### Provided information:
— START —

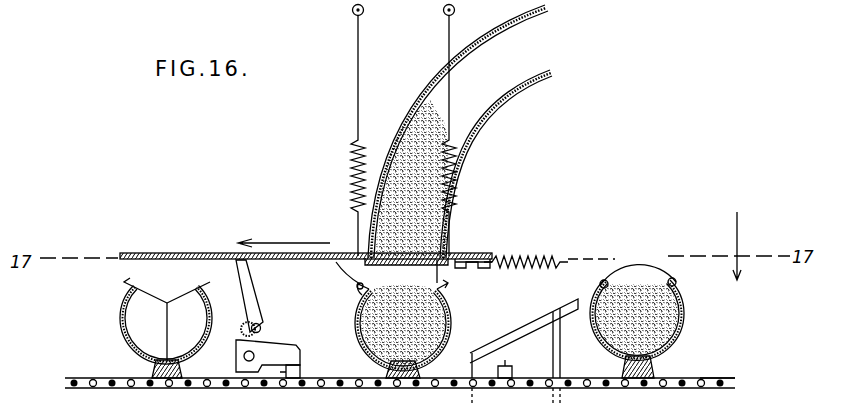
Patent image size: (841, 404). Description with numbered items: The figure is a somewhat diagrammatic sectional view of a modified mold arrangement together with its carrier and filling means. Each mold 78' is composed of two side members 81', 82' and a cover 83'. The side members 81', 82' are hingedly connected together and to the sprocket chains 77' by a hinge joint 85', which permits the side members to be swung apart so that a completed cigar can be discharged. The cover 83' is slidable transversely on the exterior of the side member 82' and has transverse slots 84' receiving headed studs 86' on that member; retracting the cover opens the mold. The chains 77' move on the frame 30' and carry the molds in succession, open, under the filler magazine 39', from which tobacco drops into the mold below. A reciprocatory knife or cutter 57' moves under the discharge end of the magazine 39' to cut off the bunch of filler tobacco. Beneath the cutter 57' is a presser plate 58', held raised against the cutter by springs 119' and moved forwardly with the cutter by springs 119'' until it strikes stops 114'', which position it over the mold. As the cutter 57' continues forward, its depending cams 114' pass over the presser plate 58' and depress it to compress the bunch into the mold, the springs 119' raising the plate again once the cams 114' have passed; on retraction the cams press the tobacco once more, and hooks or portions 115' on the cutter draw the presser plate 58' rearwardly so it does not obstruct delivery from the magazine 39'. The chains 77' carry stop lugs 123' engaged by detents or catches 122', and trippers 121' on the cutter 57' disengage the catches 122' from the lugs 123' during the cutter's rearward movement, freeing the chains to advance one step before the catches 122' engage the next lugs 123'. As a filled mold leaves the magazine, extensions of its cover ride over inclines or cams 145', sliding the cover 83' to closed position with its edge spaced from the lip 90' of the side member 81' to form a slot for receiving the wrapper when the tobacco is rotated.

The frame 30' is at (430, 391).
The sprocket chains 77' is at (735, 364).
The depending cams 114' is at (306, 266).
The filler magazine 39' is at (458, 135).
The springs 119' is at (336, 131).
The stops 114'' is at (463, 131).
The reciprocatory knife or cutter 57' is at (480, 239).
The springs 119'' is at (549, 245).
The hooks or portions 115' is at (481, 279).
The trippers 121' is at (265, 298).
The detents or catches 122' is at (269, 352).
The stop lugs 123' is at (412, 363).
The presser plate 58' is at (333, 286).
The transverse slots 84' is at (383, 293).
The side member 82' is at (408, 325).
The side member 81' is at (442, 312).
The cover 83' is at (388, 264).
The hinge joint 85' is at (419, 369).
The headed studs 86' is at (580, 285).
The lip 90' is at (696, 289).
The mold 78' is at (591, 297).
The inclines or cams 145' is at (524, 351).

— END —

### The task:
Reproduce the data above verbatim, leaving out the pictures.

### Completed task:
Patent image size: (841, 404). Description with numbered items: The figure is a somewhat diagrammatic sectional view of a modified mold arrangement together with its carrier and filling means. Each mold 78' is composed of two side members 81', 82' and a cover 83'. The side members 81', 82' are hingedly connected together and to the sprocket chains 77' by a hinge joint 85', which permits the side members to be swung apart so that a completed cigar can be discharged. The cover 83' is slidable transversely on the exterior of the side member 82' and has transverse slots 84' receiving headed studs 86' on that member; retracting the cover opens the mold. The chains 77' move on the frame 30' and carry the molds in succession, open, under the filler magazine 39', from which tobacco drops into the mold below. A reciprocatory knife or cutter 57' moves under the discharge end of the magazine 39' to cut off the bunch of filler tobacco. Beneath the cutter 57' is a presser plate 58', held raised against the cutter by springs 119' and moved forwardly with the cutter by springs 119'' until it strikes stops 114'', which position it over the mold. As the cutter 57' continues forward, its depending cams 114' pass over the presser plate 58' and depress it to compress the bunch into the mold, the springs 119' raising the plate again once the cams 114' have passed; on retraction the cams press the tobacco once more, and hooks or portions 115' on the cutter draw the presser plate 58' rearwardly so it does not obstruct delivery from the magazine 39'. The chains 77' carry stop lugs 123' engaged by detents or catches 122', and trippers 121' on the cutter 57' disengage the catches 122' from the lugs 123' during the cutter's rearward movement, freeing the chains to advance one step before the catches 122' engage the next lugs 123'. As a filled mold leaves the magazine, extensions of its cover ride over inclines or cams 145', sliding the cover 83' to closed position with its edge spaced from the lip 90' of the side member 81' to form a slot for receiving the wrapper when the tobacco is rotated.

The frame 30' is at (430, 391).
The sprocket chains 77' is at (735, 364).
The depending cams 114' is at (306, 266).
The filler magazine 39' is at (458, 135).
The springs 119' is at (336, 131).
The stops 114'' is at (463, 131).
The reciprocatory knife or cutter 57' is at (480, 239).
The springs 119'' is at (549, 245).
The hooks or portions 115' is at (481, 279).
The trippers 121' is at (265, 298).
The detents or catches 122' is at (269, 352).
The stop lugs 123' is at (412, 363).
The presser plate 58' is at (333, 286).
The transverse slots 84' is at (383, 293).
The side member 82' is at (408, 325).
The side member 81' is at (442, 312).
The cover 83' is at (388, 264).
The hinge joint 85' is at (419, 369).
The headed studs 86' is at (580, 285).
The lip 90' is at (696, 289).
The mold 78' is at (591, 297).
The inclines or cams 145' is at (524, 351).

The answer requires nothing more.